### TASK GOAL
Output all the data exactly. Pictures do not belong in the copy.

### MATERIAL FOR THE TASK
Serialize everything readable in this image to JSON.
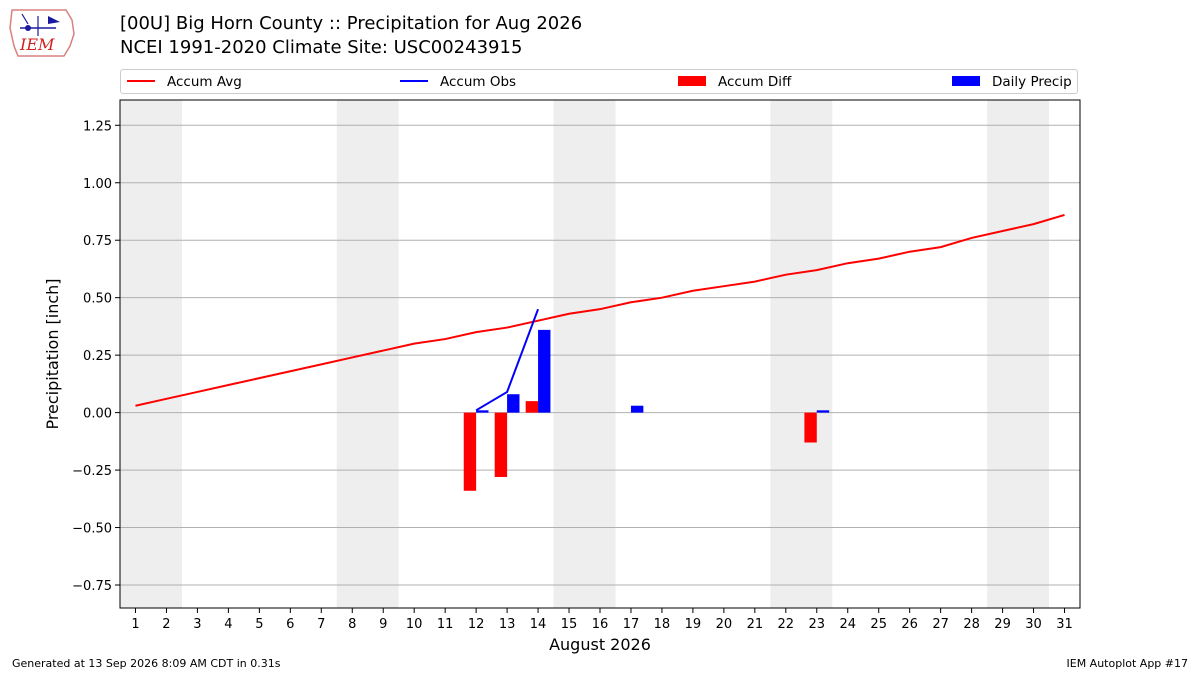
{
  "header": {
    "logo_text": "IEM",
    "title_line1": "[00U] Big Horn County :: Precipitation for Aug 2026",
    "title_line2": "NCEI 1991-2020 Climate Site: USC00243915"
  },
  "colors": {
    "accum_avg": "#ff0000",
    "accum_obs": "#0000ff",
    "accum_diff": "#ff0000",
    "daily_precip": "#0000ff",
    "weekend_shade": "#eeeeee",
    "grid": "#b0b0b0"
  },
  "legend": [
    {
      "label": "Accum Avg",
      "kind": "line",
      "color": "#ff0000"
    },
    {
      "label": "Accum Obs",
      "kind": "line",
      "color": "#0000ff"
    },
    {
      "label": "Accum Diff",
      "kind": "box",
      "color": "#ff0000"
    },
    {
      "label": "Daily Precip",
      "kind": "box",
      "color": "#0000ff"
    }
  ],
  "chart_data": {
    "type": "bar",
    "xlabel": "August 2026",
    "ylabel": "Precipitation [inch]",
    "xlim": [
      0.5,
      31.5
    ],
    "ylim": [
      -0.85,
      1.36
    ],
    "grid": true,
    "legend_position": "top",
    "days": [
      1,
      2,
      3,
      4,
      5,
      6,
      7,
      8,
      9,
      10,
      11,
      12,
      13,
      14,
      15,
      16,
      17,
      18,
      19,
      20,
      21,
      22,
      23,
      24,
      25,
      26,
      27,
      28,
      29,
      30,
      31
    ],
    "x_tick_labels": [
      "1",
      "2",
      "3",
      "4",
      "5",
      "6",
      "7",
      "8",
      "9",
      "10",
      "11",
      "12",
      "13",
      "14",
      "15",
      "16",
      "17",
      "18",
      "19",
      "20",
      "21",
      "22",
      "23",
      "24",
      "25",
      "26",
      "27",
      "28",
      "29",
      "30",
      "31"
    ],
    "y_ticks": [
      -0.75,
      -0.5,
      -0.25,
      0.0,
      0.25,
      0.5,
      0.75,
      1.0,
      1.25
    ],
    "y_tick_labels": [
      "−0.75",
      "−0.50",
      "−0.25",
      "0.00",
      "0.25",
      "0.50",
      "0.75",
      "1.00",
      "1.25"
    ],
    "weekend_spans": [
      [
        1,
        2
      ],
      [
        8,
        9
      ],
      [
        15,
        16
      ],
      [
        22,
        23
      ],
      [
        29,
        30
      ]
    ],
    "series": [
      {
        "name": "Accum Avg",
        "type": "line",
        "color": "#ff0000",
        "x": [
          1,
          2,
          3,
          4,
          5,
          6,
          7,
          8,
          9,
          10,
          11,
          12,
          13,
          14,
          15,
          16,
          17,
          18,
          19,
          20,
          21,
          22,
          23,
          24,
          25,
          26,
          27,
          28,
          29,
          30,
          31
        ],
        "values": [
          0.03,
          0.06,
          0.09,
          0.12,
          0.15,
          0.18,
          0.21,
          0.24,
          0.27,
          0.3,
          0.32,
          0.35,
          0.37,
          0.4,
          0.43,
          0.45,
          0.48,
          0.5,
          0.53,
          0.55,
          0.57,
          0.6,
          0.62,
          0.65,
          0.67,
          0.7,
          0.72,
          0.76,
          0.79,
          0.82,
          0.86
        ]
      },
      {
        "name": "Accum Obs",
        "type": "line",
        "color": "#0000ff",
        "x": [
          12,
          13,
          14
        ],
        "values": [
          0.01,
          0.09,
          0.45
        ]
      },
      {
        "name": "Accum Diff",
        "type": "bar",
        "color": "#ff0000",
        "x": [
          12,
          13,
          14,
          23
        ],
        "values": [
          -0.34,
          -0.28,
          0.05,
          -0.13
        ]
      },
      {
        "name": "Daily Precip",
        "type": "bar",
        "color": "#0000ff",
        "x": [
          12,
          13,
          14,
          17,
          23
        ],
        "values": [
          0.01,
          0.08,
          0.36,
          0.03,
          0.01
        ]
      }
    ]
  },
  "footer": {
    "left": "Generated at 13 Sep 2026 8:09 AM CDT in 0.31s",
    "right": "IEM Autoplot App #17"
  }
}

### RESPONSE TO THIS TASK
Serialize everything readable in this image to JSON.
{
  "header": {
    "logo_text": "IEM",
    "title_line1": "[00U] Big Horn County :: Precipitation for Aug 2026",
    "title_line2": "NCEI 1991-2020 Climate Site: USC00243915"
  },
  "colors": {
    "accum_avg": "#ff0000",
    "accum_obs": "#0000ff",
    "accum_diff": "#ff0000",
    "daily_precip": "#0000ff",
    "weekend_shade": "#eeeeee",
    "grid": "#b0b0b0"
  },
  "legend": [
    {
      "label": "Accum Avg",
      "kind": "line",
      "color": "#ff0000"
    },
    {
      "label": "Accum Obs",
      "kind": "line",
      "color": "#0000ff"
    },
    {
      "label": "Accum Diff",
      "kind": "box",
      "color": "#ff0000"
    },
    {
      "label": "Daily Precip",
      "kind": "box",
      "color": "#0000ff"
    }
  ],
  "chart_data": {
    "type": "bar",
    "xlabel": "August 2026",
    "ylabel": "Precipitation [inch]",
    "xlim": [
      0.5,
      31.5
    ],
    "ylim": [
      -0.85,
      1.36
    ],
    "grid": true,
    "legend_position": "top",
    "days": [
      1,
      2,
      3,
      4,
      5,
      6,
      7,
      8,
      9,
      10,
      11,
      12,
      13,
      14,
      15,
      16,
      17,
      18,
      19,
      20,
      21,
      22,
      23,
      24,
      25,
      26,
      27,
      28,
      29,
      30,
      31
    ],
    "x_tick_labels": [
      "1",
      "2",
      "3",
      "4",
      "5",
      "6",
      "7",
      "8",
      "9",
      "10",
      "11",
      "12",
      "13",
      "14",
      "15",
      "16",
      "17",
      "18",
      "19",
      "20",
      "21",
      "22",
      "23",
      "24",
      "25",
      "26",
      "27",
      "28",
      "29",
      "30",
      "31"
    ],
    "y_ticks": [
      -0.75,
      -0.5,
      -0.25,
      0.0,
      0.25,
      0.5,
      0.75,
      1.0,
      1.25
    ],
    "y_tick_labels": [
      "−0.75",
      "−0.50",
      "−0.25",
      "0.00",
      "0.25",
      "0.50",
      "0.75",
      "1.00",
      "1.25"
    ],
    "weekend_spans": [
      [
        1,
        2
      ],
      [
        8,
        9
      ],
      [
        15,
        16
      ],
      [
        22,
        23
      ],
      [
        29,
        30
      ]
    ],
    "series": [
      {
        "name": "Accum Avg",
        "type": "line",
        "color": "#ff0000",
        "x": [
          1,
          2,
          3,
          4,
          5,
          6,
          7,
          8,
          9,
          10,
          11,
          12,
          13,
          14,
          15,
          16,
          17,
          18,
          19,
          20,
          21,
          22,
          23,
          24,
          25,
          26,
          27,
          28,
          29,
          30,
          31
        ],
        "values": [
          0.03,
          0.06,
          0.09,
          0.12,
          0.15,
          0.18,
          0.21,
          0.24,
          0.27,
          0.3,
          0.32,
          0.35,
          0.37,
          0.4,
          0.43,
          0.45,
          0.48,
          0.5,
          0.53,
          0.55,
          0.57,
          0.6,
          0.62,
          0.65,
          0.67,
          0.7,
          0.72,
          0.76,
          0.79,
          0.82,
          0.86
        ]
      },
      {
        "name": "Accum Obs",
        "type": "line",
        "color": "#0000ff",
        "x": [
          12,
          13,
          14
        ],
        "values": [
          0.01,
          0.09,
          0.45
        ]
      },
      {
        "name": "Accum Diff",
        "type": "bar",
        "color": "#ff0000",
        "x": [
          12,
          13,
          14,
          23
        ],
        "values": [
          -0.34,
          -0.28,
          0.05,
          -0.13
        ]
      },
      {
        "name": "Daily Precip",
        "type": "bar",
        "color": "#0000ff",
        "x": [
          12,
          13,
          14,
          17,
          23
        ],
        "values": [
          0.01,
          0.08,
          0.36,
          0.03,
          0.01
        ]
      }
    ]
  },
  "footer": {
    "left": "Generated at 13 Sep 2026 8:09 AM CDT in 0.31s",
    "right": "IEM Autoplot App #17"
  }
}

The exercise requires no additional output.